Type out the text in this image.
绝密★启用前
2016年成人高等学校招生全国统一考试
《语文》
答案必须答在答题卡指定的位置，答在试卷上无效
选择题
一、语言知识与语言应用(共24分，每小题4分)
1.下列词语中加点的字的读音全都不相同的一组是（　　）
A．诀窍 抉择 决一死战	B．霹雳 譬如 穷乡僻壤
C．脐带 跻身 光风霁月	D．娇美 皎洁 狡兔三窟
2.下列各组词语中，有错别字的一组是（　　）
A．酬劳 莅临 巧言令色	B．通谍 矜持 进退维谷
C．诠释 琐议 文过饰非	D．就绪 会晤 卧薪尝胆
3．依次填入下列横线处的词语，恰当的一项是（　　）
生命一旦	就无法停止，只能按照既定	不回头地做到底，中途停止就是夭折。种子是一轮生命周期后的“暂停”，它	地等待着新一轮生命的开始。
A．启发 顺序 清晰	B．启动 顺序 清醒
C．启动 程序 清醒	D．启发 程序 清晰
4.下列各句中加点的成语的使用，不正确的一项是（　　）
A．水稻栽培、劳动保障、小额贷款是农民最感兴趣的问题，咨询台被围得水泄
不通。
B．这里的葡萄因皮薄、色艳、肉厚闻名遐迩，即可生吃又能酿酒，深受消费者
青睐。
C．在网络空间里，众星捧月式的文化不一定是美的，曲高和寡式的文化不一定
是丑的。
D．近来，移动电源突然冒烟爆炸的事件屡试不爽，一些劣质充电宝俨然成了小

## [Problem statement]
Your task is to retype all of the records exactly.

## [Task solution]
Type out the text in this image.
绝密★启用前
2016年成人高等学校招生全国统一考试
《语文》
答案必须答在答题卡指定的位置，答在试卷上无效
选择题
一、语言知识与语言应用(共24分，每小题4分)
1.下列词语中加点的字的读音全都不相同的一组是（　　）
A．诀窍 抉择 决一死战	B．霹雳 譬如 穷乡僻壤
C．脐带 跻身 光风霁月	D．娇美 皎洁 狡兔三窟
2.下列各组词语中，有错别字的一组是（　　）
A．酬劳 莅临 巧言令色	B．通谍 矜持 进退维谷
C．诠释 琐议 文过饰非	D．就绪 会晤 卧薪尝胆
3．依次填入下列横线处的词语，恰当的一项是（　　）
生命一旦	就无法停止，只能按照既定	不回头地做到底，中途停止就是夭折。种子是一轮生命周期后的“暂停”，它	地等待着新一轮生命的开始。
A．启发 顺序 清晰	B．启动 顺序 清醒
C．启动 程序 清醒	D．启发 程序 清晰
4.下列各句中加点的成语的使用，不正确的一项是（　　）
A．水稻栽培、劳动保障、小额贷款是农民最感兴趣的问题，咨询台被围得水泄
不通。
B．这里的葡萄因皮薄、色艳、肉厚闻名遐迩，即可生吃又能酿酒，深受消费者
青睐。
C．在网络空间里，众星捧月式的文化不一定是美的，曲高和寡式的文化不一定
是丑的。
D．近来，移动电源突然冒烟爆炸的事件屡试不爽，一些劣质充电宝俨然成了小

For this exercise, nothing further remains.